• WHAT YOU ARE ASKED TO DO:
Return the lines below, from the one containing "person-name: Aleksander Piotrowski" through the one containing "person-login: bernd <box>458", copied without any change.

----- RECORDS TO USE

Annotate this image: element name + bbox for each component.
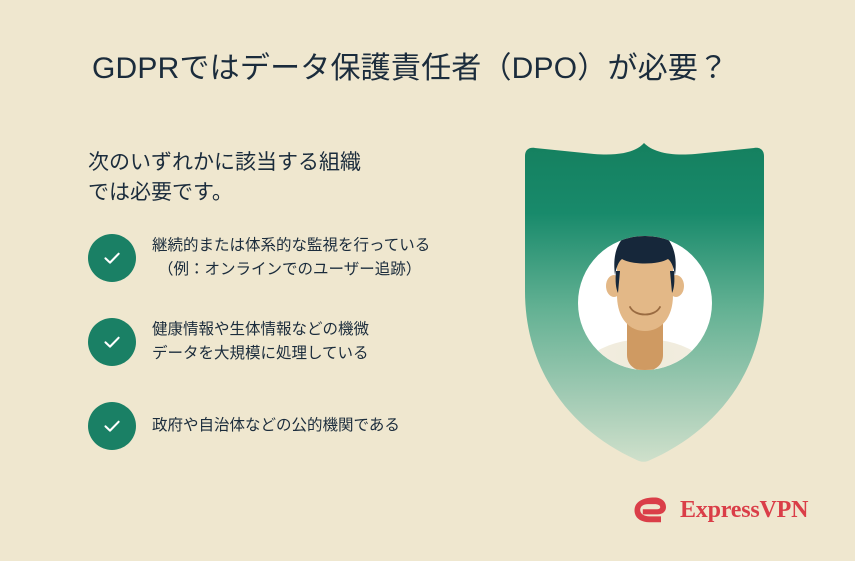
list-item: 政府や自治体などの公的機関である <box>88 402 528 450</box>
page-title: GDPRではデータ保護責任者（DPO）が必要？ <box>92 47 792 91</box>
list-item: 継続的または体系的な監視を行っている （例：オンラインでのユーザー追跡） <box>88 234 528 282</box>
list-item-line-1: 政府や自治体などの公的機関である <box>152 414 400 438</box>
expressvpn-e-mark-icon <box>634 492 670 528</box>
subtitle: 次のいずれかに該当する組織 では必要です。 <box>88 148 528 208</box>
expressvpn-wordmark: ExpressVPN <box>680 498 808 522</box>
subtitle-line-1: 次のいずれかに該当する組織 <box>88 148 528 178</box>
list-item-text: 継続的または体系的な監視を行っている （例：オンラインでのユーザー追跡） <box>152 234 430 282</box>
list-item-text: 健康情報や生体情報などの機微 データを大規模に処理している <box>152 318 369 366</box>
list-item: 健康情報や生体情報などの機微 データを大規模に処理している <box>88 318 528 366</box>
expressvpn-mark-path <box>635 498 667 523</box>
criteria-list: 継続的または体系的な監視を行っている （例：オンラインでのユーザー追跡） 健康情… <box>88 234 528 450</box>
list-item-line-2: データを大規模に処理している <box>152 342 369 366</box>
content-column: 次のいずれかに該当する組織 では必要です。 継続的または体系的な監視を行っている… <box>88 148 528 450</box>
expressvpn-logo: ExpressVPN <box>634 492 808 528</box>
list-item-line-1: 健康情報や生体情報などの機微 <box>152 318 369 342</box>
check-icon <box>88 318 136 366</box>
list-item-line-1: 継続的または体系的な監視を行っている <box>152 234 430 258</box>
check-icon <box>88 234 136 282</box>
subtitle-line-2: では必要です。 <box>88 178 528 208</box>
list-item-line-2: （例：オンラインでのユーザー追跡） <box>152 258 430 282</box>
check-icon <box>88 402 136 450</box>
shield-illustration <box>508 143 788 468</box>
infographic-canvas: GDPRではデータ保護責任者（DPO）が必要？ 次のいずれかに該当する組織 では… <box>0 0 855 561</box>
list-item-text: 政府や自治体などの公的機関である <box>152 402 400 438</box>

----------
----- RECORDS TO USE

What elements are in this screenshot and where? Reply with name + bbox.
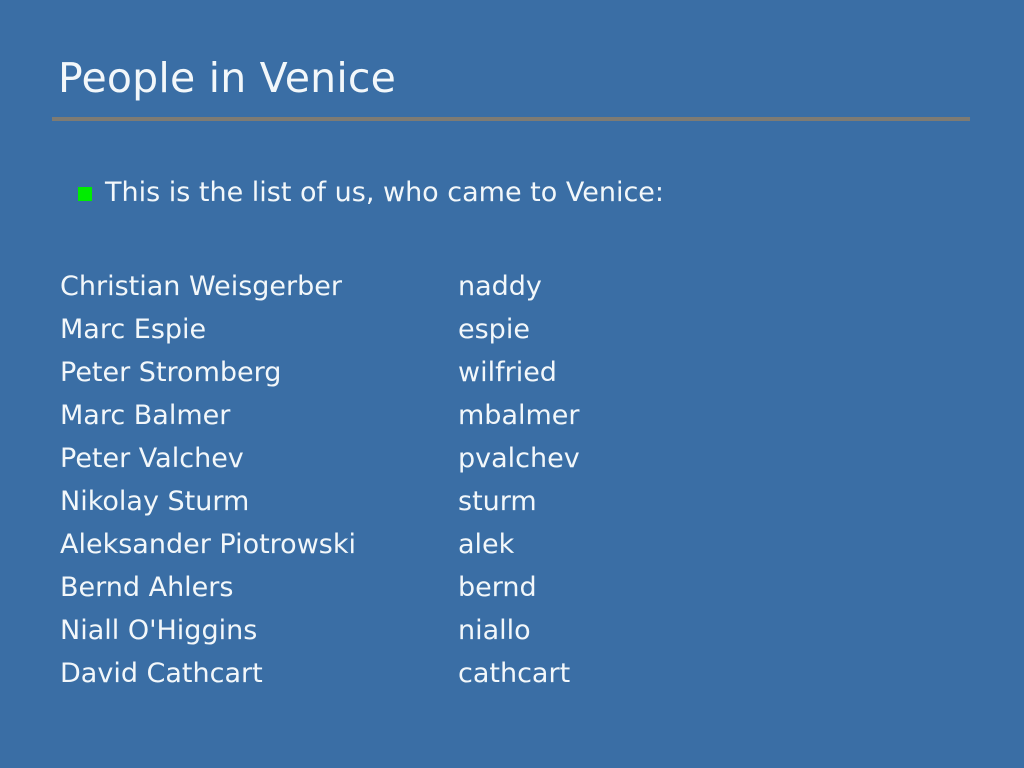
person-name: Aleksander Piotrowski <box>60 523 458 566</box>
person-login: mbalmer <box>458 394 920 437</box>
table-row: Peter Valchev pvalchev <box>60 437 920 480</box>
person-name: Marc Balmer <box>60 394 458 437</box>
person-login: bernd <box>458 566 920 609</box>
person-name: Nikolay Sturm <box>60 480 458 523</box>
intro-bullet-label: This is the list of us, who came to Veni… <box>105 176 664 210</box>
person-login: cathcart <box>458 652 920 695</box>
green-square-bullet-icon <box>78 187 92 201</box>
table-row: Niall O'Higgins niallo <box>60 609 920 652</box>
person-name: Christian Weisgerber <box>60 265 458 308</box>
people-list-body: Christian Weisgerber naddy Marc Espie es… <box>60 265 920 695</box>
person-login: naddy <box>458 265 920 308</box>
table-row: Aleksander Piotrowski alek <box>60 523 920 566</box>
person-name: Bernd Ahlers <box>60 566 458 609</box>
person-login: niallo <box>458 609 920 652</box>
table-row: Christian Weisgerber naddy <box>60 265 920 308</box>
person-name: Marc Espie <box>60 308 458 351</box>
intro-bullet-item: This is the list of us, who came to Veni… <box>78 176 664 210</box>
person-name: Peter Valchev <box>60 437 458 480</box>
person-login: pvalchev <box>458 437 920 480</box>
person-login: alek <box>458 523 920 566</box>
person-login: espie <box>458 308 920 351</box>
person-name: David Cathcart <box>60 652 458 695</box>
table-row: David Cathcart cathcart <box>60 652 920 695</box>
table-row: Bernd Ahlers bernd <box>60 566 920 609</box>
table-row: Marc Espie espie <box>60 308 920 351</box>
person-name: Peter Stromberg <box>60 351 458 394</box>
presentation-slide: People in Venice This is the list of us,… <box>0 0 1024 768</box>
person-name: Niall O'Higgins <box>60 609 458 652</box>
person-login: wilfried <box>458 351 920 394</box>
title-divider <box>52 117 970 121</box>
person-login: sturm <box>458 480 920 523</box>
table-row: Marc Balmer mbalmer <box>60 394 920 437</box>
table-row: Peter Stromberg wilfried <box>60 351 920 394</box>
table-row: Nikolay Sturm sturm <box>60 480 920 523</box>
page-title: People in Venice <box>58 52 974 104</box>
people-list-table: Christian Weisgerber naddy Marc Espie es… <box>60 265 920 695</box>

----------

• COMPLETED EXERCISE:
person-name: Aleksander Piotrowski <box>60 523 458 566</box>
person-login: mbalmer <box>458 394 920 437</box>
table-row: Peter Valchev pvalchev <box>60 437 920 480</box>
person-name: Marc Balmer <box>60 394 458 437</box>
person-login: bernd <box>458 566 920 609</box>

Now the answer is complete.